*Directions*:
Gather from the material every line that contains the string "teratur".

# Start of Data for the task

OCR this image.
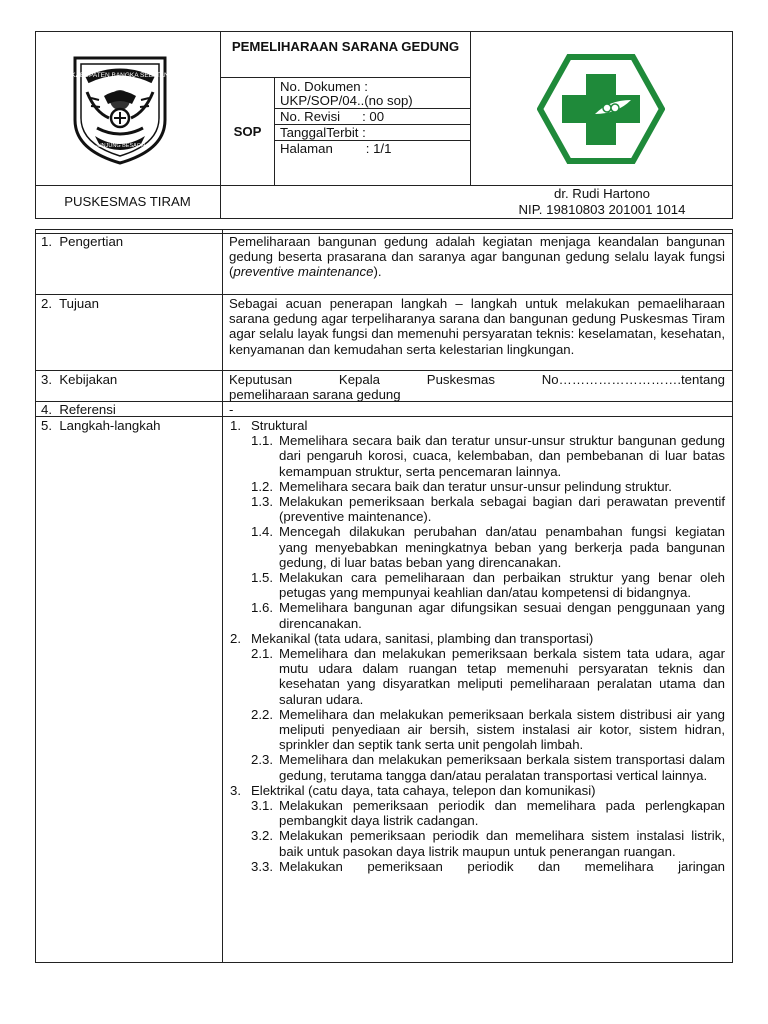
KABUPATEN BANGKA SELATAN
JUNJUNG BESAOH
PEMELIHARAAN SARANA GEDUNG
SOP
No. Dokumen :
UKP/SOP/04..(no sop)
No. Revisi      : 00
TanggalTerbit :
Halaman         : 1/1
PUSKESMAS TIRAM
dr. Rudi Hartono
NIP. 19810803 201001 1014
1.  Pengertian
2.  Tujuan
3.  Kebijakan
4.  Referensi
5.  Langkah-langkah
Pemeliharaan bangunan gedung adalah kegiatan menjaga keandalan bangunan gedung beserta prasarana dan saranya agar bangunan gedung selalu layak fungsi (preventive maintenance).
Sebagai acuan penerapan langkah – langkah untuk melakukan pemaeliharaan sarana gedung agar terpeliharanya sarana dan bangunan gedung Puskesmas Tiram agar selalu layak fungsi dan memenuhi persyaratan teknis: keselamatan, kesehatan, kenyamanan dan kemudahan serta kelestarian lingkungan.
Keputusan Kepala Puskesmas No……………………….tentang
pemeliharaan sarana gedung
-
1. Struktural
1.1. Memelihara secara baik dan teratur unsur-unsur struktur bangunan gedung dari pengaruh korosi, cuaca, kelembaban, dan pembebanan di luar batas kemampuan struktur, serta pencemaran lainnya.
1.2. Memelihara secara baik dan teratur unsur-unsur pelindung struktur.
1.3. Melakukan pemeriksaan berkala sebagai bagian dari perawatan preventif (preventive maintenance).
1.4. Mencegah dilakukan perubahan dan/atau penambahan fungsi kegiatan yang menyebabkan meningkatnya beban yang berkerja pada bangunan gedung, di luar batas beban yang direncanakan.
1.5. Melakukan cara pemeliharaan dan perbaikan struktur yang benar oleh petugas yang mempunyai keahlian dan/atau kompetensi di bidangnya.
1.6. Memelihara bangunan agar difungsikan sesuai dengan penggunaan yang direncanakan.
2. Mekanikal (tata udara, sanitasi, plambing dan transportasi)
2.1. Memelihara dan melakukan pemeriksaan berkala sistem tata udara, agar mutu udara dalam ruangan tetap memenuhi persyaratan teknis dan kesehatan yang disyaratkan meliputi pemeliharaan peralatan utama dan saluran udara.
2.2. Memelihara dan melakukan pemeriksaan berkala sistem distribusi air yang meliputi penyediaan air bersih, sistem instalasi air kotor, sistem hidran, sprinkler dan septik tank serta unit pengolah limbah.
2.3. Memelihara dan melakukan pemeriksaan berkala sistem transportasi dalam gedung, terutama tangga dan/atau peralatan transportasi vertical lainnya.
3. Elektrikal (catu daya, tata cahaya, telepon dan komunikasi)
3.1. Melakukan pemeriksaan periodik dan memelihara pada perlengkapan pembangkit daya listrik cadangan.
3.2. Melakukan pemeriksaan periodik dan memelihara sistem instalasi listrik, baik untuk pasokan daya listrik maupun untuk penerangan ruangan.
3.3. Melakukan pemeriksaan periodik dan memelihara jaringan
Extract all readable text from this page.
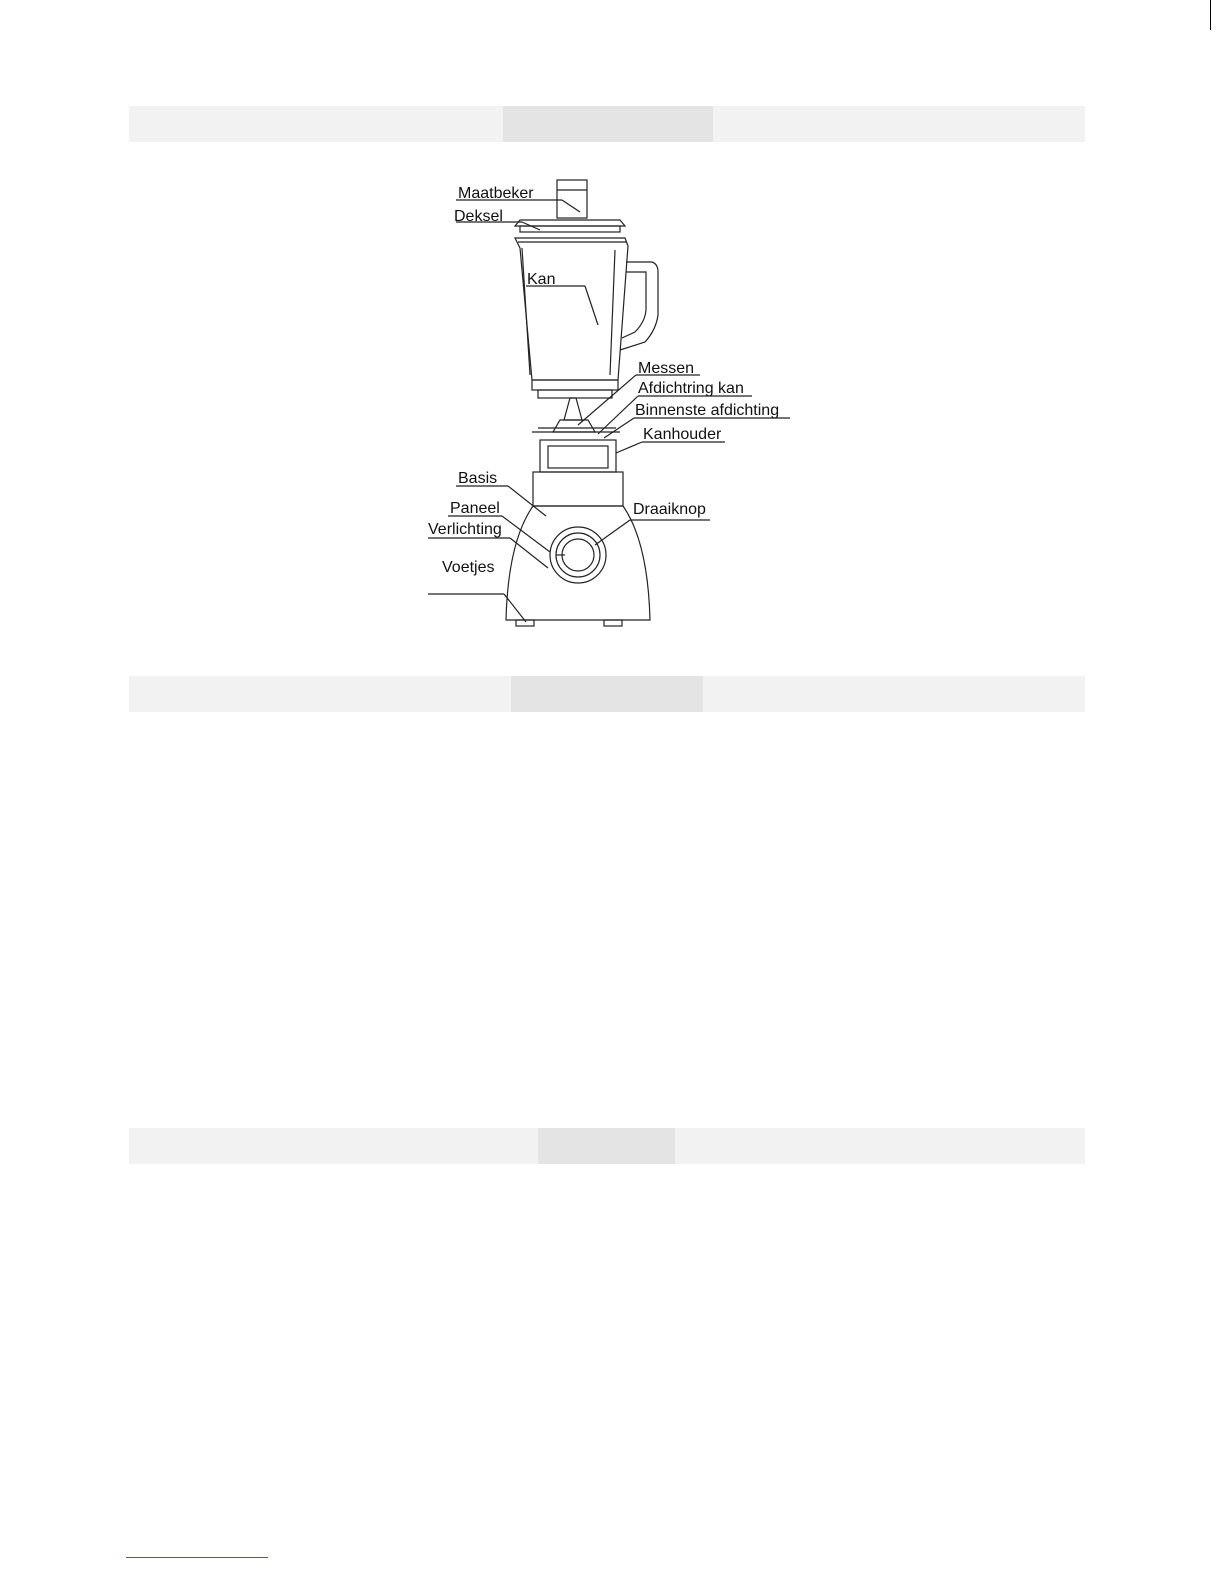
Maatbeker
Deksel
Kan
Messen
Afdichtring kan
Binnenste afdichting
Kanhouder
Basis
Paneel
Verlichting
Draaiknop
Voetjes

# End of Data for the task

*Written response*:
1.1. Memelihara secara baik dan teratur unsur-unsur struktur bangunan gedung dari pengaruh korosi, cuaca, kelembaban, dan pembebanan di luar batas kemampuan struktur, serta pencemaran lainnya.
1.2. Memelihara secara baik dan teratur unsur-unsur pelindung struktur.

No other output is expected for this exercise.